Written problem: Bring together all lines of the material below that contain the string "eSignal".
START
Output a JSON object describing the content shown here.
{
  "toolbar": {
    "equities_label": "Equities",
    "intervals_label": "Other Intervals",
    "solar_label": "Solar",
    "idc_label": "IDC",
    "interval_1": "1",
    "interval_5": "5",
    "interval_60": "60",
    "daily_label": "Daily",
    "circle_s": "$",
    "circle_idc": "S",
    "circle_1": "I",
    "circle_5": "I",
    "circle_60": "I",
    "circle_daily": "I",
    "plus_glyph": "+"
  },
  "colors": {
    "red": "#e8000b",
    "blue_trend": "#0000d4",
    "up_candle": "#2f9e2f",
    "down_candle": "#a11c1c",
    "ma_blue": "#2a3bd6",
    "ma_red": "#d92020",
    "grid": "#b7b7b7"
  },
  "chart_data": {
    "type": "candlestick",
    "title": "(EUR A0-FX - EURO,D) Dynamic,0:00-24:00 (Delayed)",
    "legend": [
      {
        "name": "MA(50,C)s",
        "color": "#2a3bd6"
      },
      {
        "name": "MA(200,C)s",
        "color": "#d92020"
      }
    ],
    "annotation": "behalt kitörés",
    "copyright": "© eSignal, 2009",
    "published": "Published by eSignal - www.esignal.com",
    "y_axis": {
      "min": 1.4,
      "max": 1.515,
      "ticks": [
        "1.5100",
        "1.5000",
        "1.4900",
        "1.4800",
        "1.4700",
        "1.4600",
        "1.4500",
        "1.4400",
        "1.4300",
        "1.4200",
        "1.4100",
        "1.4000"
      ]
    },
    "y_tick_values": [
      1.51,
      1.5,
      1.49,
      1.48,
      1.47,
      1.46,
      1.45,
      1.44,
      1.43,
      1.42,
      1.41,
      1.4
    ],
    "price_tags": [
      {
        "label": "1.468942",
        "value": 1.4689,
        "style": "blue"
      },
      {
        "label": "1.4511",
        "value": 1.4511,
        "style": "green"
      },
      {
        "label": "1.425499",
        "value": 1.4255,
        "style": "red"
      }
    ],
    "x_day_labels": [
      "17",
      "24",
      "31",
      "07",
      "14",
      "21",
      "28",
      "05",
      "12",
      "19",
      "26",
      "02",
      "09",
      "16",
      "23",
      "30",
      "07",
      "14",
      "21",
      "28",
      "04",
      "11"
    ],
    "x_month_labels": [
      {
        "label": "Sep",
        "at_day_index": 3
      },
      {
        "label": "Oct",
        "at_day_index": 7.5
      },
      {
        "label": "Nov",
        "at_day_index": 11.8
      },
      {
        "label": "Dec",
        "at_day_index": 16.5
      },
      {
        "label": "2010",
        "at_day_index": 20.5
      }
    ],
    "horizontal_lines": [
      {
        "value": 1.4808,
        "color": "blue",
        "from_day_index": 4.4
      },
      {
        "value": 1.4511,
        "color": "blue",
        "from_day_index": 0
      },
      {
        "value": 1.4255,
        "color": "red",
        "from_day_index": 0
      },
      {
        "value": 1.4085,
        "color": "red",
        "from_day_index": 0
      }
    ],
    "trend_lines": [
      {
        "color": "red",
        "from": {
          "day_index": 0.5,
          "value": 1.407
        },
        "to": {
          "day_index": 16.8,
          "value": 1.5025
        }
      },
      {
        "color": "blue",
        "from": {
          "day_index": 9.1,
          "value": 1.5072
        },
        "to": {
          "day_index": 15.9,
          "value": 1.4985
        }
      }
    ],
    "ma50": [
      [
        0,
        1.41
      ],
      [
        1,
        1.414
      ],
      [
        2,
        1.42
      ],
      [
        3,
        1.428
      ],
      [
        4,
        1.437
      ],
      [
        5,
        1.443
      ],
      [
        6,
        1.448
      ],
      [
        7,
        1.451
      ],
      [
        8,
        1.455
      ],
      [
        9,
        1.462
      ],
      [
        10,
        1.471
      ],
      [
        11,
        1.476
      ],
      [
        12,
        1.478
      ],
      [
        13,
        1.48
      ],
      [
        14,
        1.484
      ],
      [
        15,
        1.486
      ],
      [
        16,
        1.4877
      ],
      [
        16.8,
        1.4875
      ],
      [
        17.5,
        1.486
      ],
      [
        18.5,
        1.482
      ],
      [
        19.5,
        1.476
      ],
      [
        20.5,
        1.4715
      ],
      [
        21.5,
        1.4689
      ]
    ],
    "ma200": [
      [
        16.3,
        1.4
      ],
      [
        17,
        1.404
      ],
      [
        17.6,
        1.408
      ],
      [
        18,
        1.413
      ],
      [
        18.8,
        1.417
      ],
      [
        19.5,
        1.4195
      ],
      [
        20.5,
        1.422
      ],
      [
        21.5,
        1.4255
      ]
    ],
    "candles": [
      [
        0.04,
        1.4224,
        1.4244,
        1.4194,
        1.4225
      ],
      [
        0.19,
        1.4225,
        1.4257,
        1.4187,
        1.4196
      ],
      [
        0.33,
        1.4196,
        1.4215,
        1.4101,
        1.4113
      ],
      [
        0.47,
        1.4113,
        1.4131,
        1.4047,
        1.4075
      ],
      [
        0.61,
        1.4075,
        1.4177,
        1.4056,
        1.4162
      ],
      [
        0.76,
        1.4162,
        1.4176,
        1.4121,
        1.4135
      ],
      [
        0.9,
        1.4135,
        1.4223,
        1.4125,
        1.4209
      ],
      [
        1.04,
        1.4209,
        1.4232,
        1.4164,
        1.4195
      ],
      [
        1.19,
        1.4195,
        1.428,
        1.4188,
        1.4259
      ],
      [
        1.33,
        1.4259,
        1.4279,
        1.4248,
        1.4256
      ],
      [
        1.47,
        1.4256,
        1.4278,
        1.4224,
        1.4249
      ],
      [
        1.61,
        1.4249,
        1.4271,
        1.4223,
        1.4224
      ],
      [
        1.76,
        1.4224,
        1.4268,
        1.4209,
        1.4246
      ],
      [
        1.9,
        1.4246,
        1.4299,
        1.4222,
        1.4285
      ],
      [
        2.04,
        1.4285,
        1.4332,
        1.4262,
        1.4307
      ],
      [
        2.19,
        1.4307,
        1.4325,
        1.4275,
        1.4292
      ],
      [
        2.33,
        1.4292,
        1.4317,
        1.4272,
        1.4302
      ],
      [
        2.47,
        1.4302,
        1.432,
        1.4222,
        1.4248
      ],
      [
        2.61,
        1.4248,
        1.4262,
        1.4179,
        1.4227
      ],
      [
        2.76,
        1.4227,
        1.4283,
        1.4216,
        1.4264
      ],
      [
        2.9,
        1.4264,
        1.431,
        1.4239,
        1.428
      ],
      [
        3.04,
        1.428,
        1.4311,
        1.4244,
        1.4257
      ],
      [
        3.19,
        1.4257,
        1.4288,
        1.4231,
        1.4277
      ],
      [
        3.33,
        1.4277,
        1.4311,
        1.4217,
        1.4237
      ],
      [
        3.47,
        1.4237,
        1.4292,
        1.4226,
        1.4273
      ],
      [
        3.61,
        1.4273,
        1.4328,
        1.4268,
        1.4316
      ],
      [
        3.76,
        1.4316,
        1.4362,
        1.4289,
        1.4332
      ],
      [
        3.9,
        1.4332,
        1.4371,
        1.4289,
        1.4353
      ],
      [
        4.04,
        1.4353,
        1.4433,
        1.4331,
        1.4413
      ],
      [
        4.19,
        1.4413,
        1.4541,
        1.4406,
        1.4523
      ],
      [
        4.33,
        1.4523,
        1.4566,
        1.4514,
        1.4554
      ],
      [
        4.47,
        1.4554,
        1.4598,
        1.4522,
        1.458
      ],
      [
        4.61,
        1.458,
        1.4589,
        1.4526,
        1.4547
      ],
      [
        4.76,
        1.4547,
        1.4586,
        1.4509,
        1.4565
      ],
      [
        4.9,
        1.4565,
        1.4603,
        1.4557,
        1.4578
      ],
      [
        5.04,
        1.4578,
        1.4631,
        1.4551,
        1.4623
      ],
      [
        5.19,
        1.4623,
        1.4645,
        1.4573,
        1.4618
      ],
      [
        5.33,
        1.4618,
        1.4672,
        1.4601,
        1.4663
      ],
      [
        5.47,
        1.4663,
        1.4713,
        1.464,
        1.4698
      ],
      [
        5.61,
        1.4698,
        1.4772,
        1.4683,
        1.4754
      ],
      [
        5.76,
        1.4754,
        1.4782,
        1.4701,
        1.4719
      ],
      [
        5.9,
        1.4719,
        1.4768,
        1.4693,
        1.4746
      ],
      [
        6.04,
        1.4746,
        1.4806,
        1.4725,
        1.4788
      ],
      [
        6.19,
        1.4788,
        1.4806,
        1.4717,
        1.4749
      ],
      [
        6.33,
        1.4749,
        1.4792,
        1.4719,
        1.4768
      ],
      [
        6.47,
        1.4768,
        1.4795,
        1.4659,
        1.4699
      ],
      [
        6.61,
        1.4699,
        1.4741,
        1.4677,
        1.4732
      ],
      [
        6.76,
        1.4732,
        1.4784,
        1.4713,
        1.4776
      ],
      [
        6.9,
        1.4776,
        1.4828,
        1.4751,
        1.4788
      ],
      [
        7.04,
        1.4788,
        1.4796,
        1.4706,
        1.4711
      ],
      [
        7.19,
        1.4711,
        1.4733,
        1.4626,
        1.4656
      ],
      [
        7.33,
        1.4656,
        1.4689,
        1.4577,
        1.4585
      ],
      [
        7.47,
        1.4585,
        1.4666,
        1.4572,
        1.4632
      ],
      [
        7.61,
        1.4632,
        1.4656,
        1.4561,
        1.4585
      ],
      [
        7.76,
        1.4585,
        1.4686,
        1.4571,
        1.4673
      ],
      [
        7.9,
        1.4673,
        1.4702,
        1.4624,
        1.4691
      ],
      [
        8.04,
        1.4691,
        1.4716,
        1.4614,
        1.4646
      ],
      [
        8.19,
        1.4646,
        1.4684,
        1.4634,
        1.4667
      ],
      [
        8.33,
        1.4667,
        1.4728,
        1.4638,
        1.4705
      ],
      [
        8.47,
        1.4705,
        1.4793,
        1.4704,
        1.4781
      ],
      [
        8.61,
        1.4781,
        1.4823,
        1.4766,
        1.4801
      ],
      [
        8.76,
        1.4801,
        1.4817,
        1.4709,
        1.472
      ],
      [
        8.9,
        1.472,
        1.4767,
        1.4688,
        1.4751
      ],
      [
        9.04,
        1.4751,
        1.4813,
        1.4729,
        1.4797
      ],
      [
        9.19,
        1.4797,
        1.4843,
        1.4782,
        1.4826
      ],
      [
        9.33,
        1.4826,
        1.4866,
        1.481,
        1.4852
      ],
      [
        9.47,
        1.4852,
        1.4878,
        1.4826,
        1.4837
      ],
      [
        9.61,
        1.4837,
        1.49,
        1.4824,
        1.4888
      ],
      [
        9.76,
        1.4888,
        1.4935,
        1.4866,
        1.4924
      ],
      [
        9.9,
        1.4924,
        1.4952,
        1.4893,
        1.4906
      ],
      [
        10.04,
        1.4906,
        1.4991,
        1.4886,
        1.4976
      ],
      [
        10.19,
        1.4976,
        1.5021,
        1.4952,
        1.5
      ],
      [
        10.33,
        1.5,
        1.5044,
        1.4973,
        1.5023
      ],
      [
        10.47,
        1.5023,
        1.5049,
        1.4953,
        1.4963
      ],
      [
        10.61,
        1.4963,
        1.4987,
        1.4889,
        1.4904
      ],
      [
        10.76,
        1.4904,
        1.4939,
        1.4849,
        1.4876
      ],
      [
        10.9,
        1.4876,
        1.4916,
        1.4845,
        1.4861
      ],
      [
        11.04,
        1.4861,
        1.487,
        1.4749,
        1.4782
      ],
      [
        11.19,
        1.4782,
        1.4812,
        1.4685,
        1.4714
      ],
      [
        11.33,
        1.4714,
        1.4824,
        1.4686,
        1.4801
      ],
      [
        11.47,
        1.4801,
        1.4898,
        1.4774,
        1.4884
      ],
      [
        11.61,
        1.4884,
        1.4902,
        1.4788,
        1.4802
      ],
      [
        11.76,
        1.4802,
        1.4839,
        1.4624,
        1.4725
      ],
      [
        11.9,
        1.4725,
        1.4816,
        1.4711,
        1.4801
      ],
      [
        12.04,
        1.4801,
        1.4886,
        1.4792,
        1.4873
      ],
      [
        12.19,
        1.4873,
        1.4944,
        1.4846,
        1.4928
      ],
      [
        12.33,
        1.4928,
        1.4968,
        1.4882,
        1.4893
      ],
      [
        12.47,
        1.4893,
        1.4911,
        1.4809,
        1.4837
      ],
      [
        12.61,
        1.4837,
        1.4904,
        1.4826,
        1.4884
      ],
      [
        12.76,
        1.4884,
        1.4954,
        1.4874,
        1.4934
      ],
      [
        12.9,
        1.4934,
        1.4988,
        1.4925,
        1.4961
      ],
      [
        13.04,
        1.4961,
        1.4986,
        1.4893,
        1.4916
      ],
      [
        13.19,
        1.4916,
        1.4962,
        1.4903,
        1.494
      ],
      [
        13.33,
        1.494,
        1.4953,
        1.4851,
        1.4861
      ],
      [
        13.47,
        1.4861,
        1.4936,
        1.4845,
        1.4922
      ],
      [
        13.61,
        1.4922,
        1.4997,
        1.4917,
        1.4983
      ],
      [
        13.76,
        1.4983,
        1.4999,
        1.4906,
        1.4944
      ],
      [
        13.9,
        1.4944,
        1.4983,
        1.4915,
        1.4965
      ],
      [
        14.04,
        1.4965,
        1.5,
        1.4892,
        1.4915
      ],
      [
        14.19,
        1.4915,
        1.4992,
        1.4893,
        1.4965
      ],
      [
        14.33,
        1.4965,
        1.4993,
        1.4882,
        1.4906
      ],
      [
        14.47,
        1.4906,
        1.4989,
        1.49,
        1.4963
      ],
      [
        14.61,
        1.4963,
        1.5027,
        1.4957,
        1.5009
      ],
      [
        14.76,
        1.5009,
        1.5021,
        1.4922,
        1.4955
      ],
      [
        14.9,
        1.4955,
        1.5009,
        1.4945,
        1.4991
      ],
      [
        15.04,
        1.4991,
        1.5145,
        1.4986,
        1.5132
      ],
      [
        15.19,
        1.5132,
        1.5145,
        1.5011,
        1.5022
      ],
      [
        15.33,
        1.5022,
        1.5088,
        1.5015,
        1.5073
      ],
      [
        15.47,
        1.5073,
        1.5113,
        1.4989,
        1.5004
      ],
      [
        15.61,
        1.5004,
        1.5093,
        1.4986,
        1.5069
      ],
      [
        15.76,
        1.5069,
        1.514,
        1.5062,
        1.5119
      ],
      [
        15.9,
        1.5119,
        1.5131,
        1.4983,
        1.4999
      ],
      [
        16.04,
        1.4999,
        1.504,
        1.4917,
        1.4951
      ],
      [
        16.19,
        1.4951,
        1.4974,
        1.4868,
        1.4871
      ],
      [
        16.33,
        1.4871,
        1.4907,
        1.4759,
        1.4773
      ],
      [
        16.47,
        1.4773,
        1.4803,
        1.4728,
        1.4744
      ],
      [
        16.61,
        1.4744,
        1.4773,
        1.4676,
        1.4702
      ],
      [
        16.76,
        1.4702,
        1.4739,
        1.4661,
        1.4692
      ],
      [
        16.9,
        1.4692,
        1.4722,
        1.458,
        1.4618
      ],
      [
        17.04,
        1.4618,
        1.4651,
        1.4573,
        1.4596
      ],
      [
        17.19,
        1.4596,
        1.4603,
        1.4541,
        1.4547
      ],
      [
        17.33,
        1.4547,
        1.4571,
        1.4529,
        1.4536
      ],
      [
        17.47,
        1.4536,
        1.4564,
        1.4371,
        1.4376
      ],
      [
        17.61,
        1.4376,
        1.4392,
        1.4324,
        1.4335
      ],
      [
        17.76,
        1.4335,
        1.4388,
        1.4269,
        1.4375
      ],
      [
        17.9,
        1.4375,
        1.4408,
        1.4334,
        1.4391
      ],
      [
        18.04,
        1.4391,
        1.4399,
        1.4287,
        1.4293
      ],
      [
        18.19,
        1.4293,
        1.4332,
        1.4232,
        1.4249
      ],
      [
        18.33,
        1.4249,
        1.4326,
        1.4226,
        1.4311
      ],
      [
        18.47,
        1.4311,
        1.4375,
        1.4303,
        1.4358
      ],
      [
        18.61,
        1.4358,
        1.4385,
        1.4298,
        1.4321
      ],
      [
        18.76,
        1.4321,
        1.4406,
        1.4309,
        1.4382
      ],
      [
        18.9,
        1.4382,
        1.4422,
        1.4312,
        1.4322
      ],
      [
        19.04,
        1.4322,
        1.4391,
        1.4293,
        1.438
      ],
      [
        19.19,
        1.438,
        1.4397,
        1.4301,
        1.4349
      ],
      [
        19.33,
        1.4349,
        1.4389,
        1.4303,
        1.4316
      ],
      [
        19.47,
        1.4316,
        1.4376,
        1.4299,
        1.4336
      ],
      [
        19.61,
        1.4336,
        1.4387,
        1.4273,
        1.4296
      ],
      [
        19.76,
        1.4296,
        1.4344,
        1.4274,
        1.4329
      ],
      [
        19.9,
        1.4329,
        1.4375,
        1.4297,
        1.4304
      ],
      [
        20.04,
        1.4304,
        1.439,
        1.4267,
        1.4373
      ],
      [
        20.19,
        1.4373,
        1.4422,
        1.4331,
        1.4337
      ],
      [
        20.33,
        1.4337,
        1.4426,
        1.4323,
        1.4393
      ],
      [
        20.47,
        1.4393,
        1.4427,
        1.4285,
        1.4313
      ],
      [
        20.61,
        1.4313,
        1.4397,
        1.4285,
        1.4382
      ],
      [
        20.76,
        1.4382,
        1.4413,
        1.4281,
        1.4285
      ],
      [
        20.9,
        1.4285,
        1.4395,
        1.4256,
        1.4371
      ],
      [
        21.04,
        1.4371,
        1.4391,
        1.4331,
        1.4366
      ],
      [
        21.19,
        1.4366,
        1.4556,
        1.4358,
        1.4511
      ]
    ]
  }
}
END
Answer to this task:
    "copyright": "© eSignal, 2009",
    "published": "Published by eSignal - www.esignal.com",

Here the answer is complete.